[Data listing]
= = =

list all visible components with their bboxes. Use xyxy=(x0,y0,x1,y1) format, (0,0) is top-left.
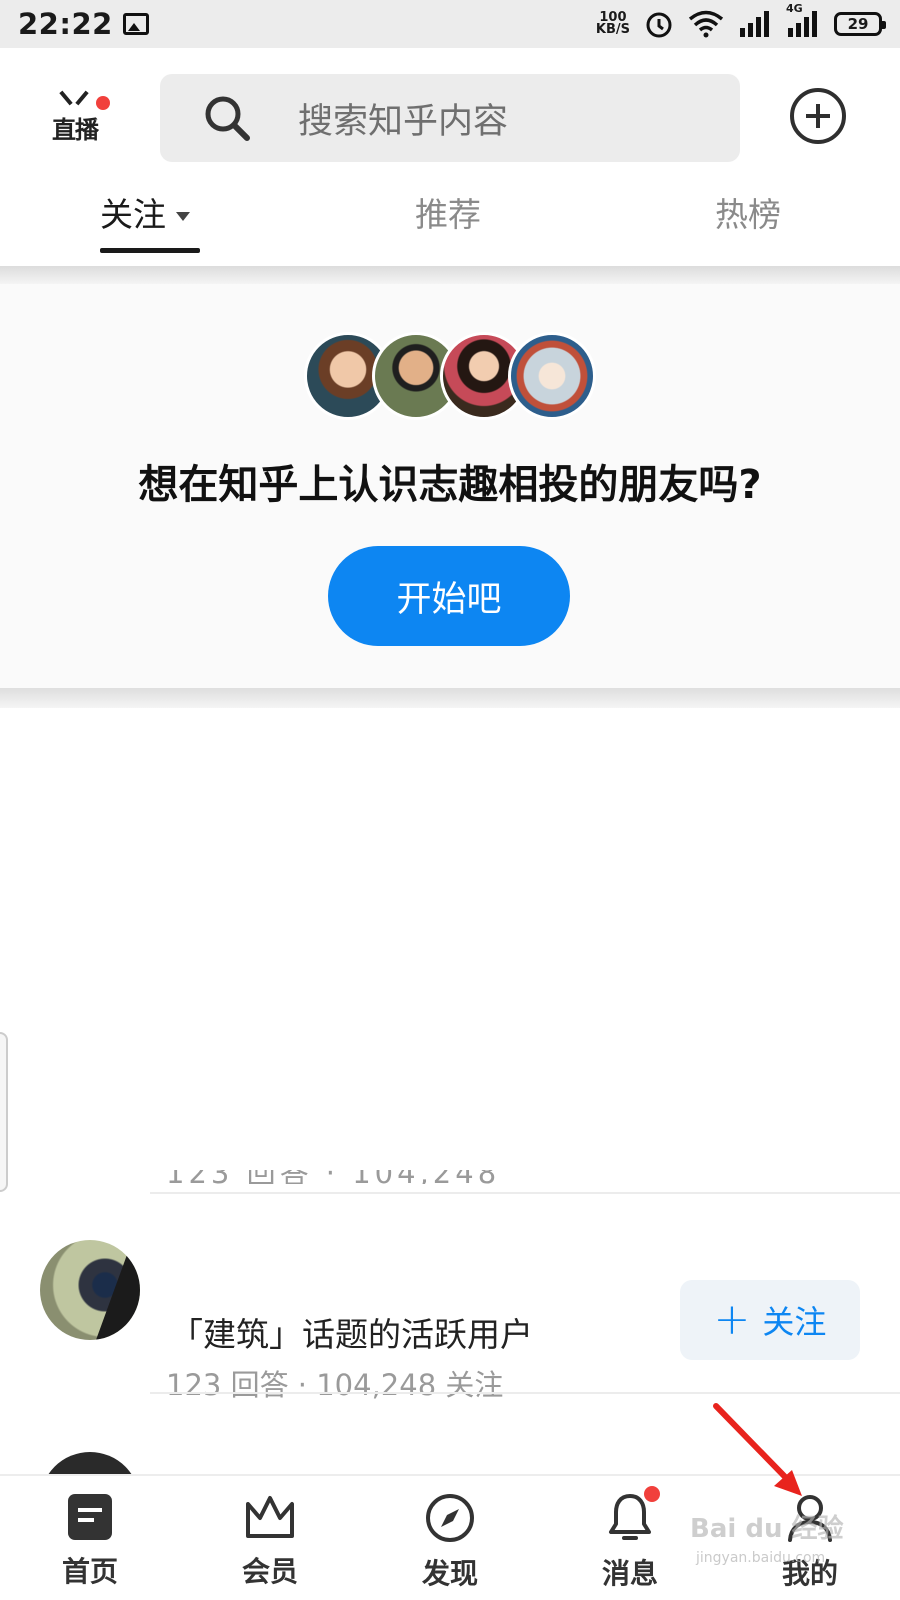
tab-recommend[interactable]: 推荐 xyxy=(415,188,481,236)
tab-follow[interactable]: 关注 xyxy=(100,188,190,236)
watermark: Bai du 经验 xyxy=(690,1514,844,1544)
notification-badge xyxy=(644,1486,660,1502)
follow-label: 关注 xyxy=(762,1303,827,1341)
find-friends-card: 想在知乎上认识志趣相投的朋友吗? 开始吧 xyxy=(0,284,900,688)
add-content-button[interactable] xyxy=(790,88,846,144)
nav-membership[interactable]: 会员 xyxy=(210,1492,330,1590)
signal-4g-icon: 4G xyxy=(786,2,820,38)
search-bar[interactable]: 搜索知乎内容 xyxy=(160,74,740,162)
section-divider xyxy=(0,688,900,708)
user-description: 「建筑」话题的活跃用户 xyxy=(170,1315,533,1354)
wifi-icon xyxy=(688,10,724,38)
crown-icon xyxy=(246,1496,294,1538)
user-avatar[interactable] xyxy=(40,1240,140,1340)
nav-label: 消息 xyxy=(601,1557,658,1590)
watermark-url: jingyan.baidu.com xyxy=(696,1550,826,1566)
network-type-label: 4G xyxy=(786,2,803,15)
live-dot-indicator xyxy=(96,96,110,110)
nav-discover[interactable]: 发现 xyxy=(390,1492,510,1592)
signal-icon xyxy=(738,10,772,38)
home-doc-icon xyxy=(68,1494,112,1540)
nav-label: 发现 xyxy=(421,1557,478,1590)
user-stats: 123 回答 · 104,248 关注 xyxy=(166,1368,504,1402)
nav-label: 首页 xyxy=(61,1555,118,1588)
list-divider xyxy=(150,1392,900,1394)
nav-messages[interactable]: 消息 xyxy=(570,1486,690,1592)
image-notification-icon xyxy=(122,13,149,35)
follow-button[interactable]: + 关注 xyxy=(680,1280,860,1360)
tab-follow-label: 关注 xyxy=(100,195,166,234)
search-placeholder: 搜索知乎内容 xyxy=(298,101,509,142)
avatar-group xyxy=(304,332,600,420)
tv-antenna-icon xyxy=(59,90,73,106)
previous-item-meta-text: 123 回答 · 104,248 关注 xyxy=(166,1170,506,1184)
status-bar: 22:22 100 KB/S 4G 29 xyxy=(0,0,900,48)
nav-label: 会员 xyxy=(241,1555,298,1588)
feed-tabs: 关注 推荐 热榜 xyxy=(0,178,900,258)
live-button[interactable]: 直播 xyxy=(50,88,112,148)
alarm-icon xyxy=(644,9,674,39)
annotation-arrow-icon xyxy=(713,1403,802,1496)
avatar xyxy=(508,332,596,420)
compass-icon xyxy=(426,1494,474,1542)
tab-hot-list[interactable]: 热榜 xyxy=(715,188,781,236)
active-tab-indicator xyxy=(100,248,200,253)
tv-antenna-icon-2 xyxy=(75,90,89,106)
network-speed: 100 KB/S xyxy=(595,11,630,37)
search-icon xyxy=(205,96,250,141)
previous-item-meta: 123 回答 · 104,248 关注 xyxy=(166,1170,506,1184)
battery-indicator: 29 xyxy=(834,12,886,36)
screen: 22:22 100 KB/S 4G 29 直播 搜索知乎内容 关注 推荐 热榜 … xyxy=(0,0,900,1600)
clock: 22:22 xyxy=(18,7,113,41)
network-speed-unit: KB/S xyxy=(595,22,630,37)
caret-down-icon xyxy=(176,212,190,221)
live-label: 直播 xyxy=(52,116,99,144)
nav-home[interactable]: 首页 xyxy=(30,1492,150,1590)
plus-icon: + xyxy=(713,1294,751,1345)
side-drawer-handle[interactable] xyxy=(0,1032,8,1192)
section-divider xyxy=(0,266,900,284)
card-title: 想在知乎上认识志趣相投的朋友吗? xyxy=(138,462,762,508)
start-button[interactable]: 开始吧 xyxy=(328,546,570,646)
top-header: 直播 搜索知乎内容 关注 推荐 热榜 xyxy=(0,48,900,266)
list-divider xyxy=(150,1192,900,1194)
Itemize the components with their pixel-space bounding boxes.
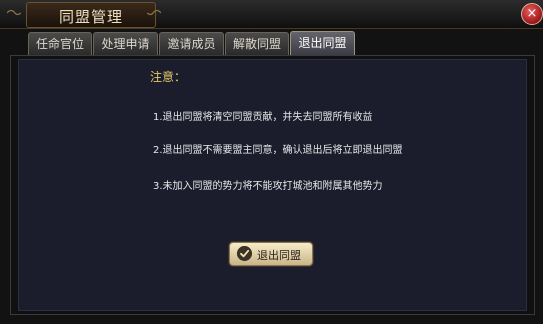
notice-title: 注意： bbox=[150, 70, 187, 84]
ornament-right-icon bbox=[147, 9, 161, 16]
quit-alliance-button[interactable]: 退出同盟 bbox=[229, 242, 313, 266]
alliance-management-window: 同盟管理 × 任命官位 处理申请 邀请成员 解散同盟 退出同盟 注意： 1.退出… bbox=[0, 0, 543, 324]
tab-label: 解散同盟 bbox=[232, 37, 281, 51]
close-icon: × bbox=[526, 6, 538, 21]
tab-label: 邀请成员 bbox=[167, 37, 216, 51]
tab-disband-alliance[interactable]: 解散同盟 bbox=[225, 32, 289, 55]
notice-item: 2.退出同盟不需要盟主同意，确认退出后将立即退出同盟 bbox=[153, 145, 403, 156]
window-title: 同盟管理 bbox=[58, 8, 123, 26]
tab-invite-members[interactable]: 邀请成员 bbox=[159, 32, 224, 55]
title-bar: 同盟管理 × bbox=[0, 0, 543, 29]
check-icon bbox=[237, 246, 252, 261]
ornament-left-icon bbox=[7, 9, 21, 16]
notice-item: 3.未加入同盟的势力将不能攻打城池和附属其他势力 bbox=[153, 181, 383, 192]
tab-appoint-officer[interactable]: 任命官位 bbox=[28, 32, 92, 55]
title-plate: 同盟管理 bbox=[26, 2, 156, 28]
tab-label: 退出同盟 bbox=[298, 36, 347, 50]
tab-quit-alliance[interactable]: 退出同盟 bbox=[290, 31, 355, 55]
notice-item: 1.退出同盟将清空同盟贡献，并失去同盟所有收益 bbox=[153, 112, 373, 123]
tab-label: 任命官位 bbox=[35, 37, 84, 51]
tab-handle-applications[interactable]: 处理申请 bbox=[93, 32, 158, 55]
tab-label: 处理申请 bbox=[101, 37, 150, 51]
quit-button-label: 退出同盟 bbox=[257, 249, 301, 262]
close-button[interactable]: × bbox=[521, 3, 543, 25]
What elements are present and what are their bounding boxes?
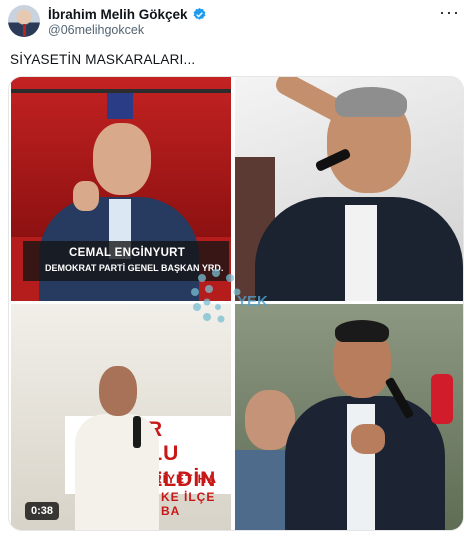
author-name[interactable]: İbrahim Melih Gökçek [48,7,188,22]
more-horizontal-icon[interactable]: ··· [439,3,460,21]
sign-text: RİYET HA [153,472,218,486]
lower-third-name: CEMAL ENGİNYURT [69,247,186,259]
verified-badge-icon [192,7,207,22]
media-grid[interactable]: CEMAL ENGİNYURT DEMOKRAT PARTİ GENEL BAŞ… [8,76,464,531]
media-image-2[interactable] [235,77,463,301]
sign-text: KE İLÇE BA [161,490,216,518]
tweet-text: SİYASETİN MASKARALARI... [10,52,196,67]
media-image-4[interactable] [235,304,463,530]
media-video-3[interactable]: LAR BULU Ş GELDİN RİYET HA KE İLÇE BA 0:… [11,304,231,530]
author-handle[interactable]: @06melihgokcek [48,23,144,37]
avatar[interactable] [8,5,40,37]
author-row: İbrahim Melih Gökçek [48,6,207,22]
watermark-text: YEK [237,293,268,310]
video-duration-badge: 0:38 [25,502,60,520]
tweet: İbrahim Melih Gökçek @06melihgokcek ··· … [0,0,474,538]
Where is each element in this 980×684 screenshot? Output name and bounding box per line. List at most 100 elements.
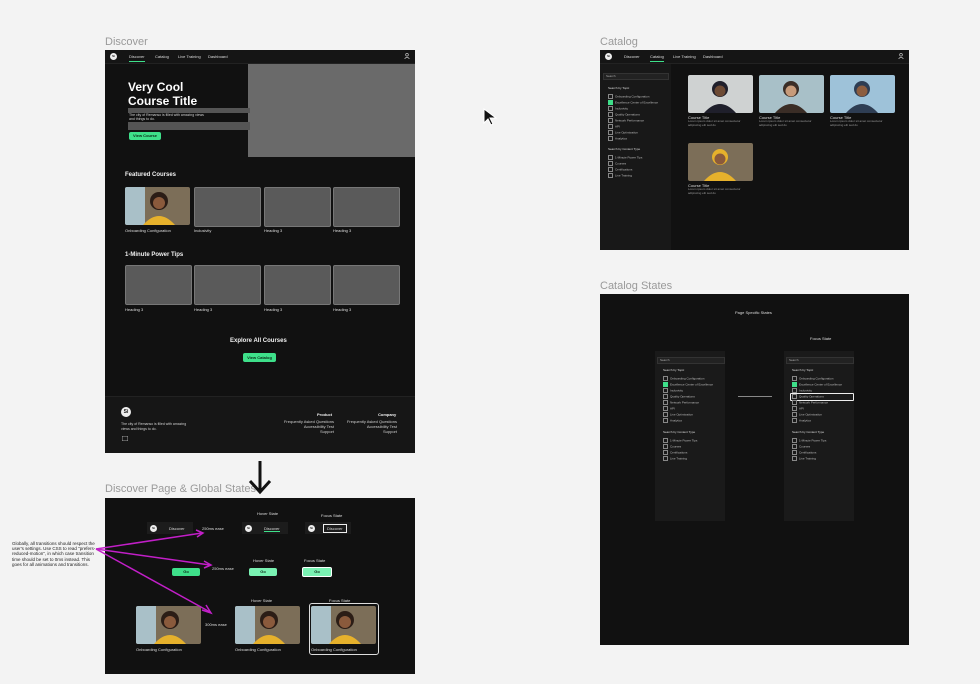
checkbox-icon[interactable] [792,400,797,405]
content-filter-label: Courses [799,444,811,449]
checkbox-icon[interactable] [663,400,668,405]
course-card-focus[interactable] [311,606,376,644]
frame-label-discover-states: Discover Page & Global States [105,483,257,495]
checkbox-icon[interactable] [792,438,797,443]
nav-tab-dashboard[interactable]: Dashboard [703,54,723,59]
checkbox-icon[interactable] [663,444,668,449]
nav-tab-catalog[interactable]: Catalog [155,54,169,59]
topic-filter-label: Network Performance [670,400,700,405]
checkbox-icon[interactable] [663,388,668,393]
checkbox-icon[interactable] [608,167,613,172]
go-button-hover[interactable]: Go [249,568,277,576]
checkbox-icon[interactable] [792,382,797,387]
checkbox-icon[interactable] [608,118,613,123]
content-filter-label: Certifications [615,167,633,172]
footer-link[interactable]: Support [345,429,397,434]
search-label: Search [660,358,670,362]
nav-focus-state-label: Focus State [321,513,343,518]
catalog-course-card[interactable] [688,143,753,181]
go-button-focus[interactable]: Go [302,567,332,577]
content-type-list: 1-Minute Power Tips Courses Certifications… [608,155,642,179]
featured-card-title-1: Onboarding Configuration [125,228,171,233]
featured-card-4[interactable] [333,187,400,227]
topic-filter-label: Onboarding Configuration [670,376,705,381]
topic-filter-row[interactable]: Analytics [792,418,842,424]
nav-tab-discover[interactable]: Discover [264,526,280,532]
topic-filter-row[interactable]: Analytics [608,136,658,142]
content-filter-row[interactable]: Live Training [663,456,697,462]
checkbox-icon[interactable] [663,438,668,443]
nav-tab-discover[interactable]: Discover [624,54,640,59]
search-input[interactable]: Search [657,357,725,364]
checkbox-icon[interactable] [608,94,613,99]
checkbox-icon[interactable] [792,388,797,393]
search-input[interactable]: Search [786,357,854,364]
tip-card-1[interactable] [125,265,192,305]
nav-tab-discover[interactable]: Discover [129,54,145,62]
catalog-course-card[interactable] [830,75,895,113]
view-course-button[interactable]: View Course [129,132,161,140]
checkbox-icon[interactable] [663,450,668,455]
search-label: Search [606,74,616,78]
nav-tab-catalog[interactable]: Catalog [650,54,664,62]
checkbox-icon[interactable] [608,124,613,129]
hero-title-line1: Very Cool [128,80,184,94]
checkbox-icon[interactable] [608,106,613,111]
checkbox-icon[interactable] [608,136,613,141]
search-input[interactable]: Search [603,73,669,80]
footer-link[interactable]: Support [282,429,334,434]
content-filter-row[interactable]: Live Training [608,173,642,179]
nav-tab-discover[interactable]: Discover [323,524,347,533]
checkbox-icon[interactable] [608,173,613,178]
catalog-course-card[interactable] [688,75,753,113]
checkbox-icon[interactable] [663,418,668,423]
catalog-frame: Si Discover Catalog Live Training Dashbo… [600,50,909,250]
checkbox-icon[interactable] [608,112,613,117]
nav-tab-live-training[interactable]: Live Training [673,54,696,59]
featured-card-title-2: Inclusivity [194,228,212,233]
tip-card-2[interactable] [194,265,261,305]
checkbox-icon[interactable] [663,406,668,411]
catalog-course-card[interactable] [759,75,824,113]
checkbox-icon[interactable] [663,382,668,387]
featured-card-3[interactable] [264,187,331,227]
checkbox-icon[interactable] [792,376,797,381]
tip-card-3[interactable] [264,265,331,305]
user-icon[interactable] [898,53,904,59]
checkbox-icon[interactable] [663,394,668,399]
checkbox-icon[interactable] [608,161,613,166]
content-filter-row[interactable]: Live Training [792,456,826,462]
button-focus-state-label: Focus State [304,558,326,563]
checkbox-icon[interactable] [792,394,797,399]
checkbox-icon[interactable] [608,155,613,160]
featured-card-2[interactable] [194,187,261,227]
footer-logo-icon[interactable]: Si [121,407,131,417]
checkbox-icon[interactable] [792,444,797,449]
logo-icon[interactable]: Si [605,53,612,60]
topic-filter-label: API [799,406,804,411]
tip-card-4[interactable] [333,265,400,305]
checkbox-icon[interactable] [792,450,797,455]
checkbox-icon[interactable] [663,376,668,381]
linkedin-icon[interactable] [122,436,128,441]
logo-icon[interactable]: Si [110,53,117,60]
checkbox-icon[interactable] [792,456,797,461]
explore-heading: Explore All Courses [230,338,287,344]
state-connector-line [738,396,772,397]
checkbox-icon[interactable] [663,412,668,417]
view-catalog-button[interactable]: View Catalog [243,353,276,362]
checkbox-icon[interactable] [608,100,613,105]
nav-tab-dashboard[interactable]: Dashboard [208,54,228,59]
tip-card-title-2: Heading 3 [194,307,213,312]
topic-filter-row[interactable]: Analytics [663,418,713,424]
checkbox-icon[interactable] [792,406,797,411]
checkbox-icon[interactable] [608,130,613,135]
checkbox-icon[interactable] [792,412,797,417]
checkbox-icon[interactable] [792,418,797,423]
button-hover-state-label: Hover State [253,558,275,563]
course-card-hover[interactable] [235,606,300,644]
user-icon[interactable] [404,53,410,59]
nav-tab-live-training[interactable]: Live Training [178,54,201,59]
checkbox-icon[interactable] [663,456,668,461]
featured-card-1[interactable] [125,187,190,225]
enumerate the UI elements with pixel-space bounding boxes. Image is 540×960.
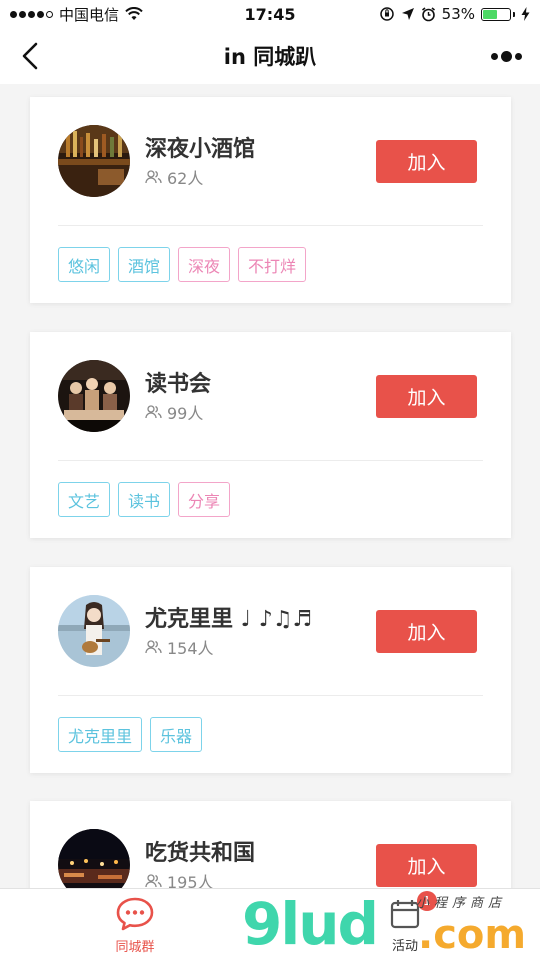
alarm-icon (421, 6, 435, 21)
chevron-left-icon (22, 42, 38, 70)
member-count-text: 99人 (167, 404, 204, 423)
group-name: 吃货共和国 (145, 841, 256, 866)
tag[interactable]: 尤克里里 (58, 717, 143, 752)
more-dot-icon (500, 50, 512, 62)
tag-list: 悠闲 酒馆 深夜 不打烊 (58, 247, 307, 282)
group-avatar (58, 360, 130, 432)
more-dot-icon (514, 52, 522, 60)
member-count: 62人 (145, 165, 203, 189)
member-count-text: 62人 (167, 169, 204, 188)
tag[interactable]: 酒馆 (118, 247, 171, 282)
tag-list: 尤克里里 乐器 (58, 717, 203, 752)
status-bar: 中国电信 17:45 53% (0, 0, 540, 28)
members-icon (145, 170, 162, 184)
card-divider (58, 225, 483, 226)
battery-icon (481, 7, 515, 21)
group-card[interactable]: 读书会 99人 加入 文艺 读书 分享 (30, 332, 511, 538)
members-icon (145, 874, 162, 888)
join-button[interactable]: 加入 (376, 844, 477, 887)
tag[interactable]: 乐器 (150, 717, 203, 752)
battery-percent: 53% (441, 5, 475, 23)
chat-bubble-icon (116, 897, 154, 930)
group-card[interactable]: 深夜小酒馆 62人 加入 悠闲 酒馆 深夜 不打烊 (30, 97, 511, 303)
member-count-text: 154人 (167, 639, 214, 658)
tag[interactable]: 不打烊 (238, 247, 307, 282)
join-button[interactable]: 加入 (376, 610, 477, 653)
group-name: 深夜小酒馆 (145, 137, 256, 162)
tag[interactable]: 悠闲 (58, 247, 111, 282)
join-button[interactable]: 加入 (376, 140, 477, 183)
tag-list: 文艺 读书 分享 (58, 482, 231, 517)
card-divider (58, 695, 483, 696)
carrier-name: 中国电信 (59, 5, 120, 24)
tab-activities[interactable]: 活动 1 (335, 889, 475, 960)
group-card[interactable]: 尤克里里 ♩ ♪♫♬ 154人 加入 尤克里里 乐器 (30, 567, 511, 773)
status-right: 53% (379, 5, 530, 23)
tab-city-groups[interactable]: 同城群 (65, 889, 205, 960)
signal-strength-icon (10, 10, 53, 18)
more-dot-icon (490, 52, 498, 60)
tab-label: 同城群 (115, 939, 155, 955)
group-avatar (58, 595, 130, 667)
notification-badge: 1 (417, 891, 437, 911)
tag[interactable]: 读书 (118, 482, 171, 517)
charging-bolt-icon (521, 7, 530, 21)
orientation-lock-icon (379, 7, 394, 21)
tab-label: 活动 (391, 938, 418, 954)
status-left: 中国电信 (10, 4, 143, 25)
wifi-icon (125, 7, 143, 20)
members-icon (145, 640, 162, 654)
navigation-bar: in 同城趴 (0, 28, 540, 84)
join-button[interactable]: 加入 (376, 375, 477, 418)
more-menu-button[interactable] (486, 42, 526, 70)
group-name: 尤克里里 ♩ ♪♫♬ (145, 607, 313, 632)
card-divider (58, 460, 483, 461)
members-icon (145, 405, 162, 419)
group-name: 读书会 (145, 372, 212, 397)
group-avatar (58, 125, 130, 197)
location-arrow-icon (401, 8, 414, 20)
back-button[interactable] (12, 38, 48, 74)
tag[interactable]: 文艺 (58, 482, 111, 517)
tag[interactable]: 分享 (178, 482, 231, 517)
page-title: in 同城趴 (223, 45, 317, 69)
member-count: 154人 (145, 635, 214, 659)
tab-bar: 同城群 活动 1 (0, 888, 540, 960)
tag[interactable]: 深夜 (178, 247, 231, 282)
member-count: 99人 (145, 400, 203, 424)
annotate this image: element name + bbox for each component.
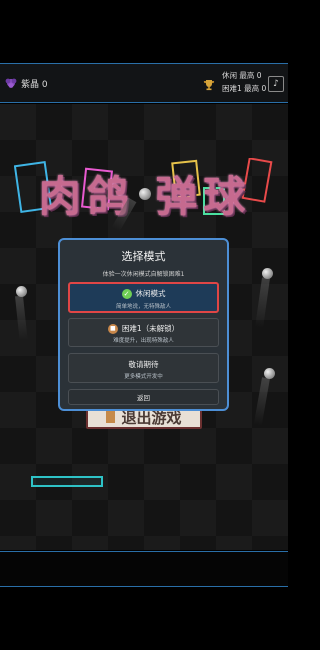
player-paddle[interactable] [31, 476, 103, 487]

= = =

Render the lines of the material from the one containing "checkbox-icon[interactable] [792,400,797,405]" through the one containing "content-type-list: 1-Minute Power", both included, as a JSON list of strings with one string per line and blank lines omitted.

[
  "checkbox-icon[interactable] [792,400,797,405]",
  "content-filter-label: Courses [799,444,811,449]",
  "checkbox-icon[interactable] [663,400,668,405]",
  "course-card-focus[interactable] [311,606,376,644]",
  "frame-label-discover-states: Discover Page & Global States [105,483,257,495]",
  "checkbox-icon[interactable] [792,438,797,443]",
  "nav-tab-dashboard[interactable]: Dashboard [703,54,723,59]",
  "checkbox-icon[interactable] [663,444,668,449]",
  "nav-tab-catalog[interactable]: Catalog [155,54,169,59]",
  "topic-filter-label: Network Performance [670,400,700,405]",
  "checkbox-icon[interactable] [663,388,668,393]",
  "checkbox-icon[interactable] [608,167,613,172]",
  "go-button-hover[interactable]: Go [249,568,277,576]",
  "checkbox-icon[interactable] [792,382,797,387]",
  "checkbox-icon[interactable] [608,118,613,123]",
  "content-filter-label: Certifications [615,167,633,172]",
  "footer-link[interactable]: Support [345,429,397,434]",
  "search-label: Search [660,358,670,362]",
  "nav-focus-state-label: Focus State [321,513,343,518]",
  "catalog-course-card[interactable] [688,143,753,181]",
  "go-button-focus[interactable]: Go [302,567,332,577]",
  "content-type-list: 1-Minute Power Tips Courses Certifications… [608,155,642,179]"
]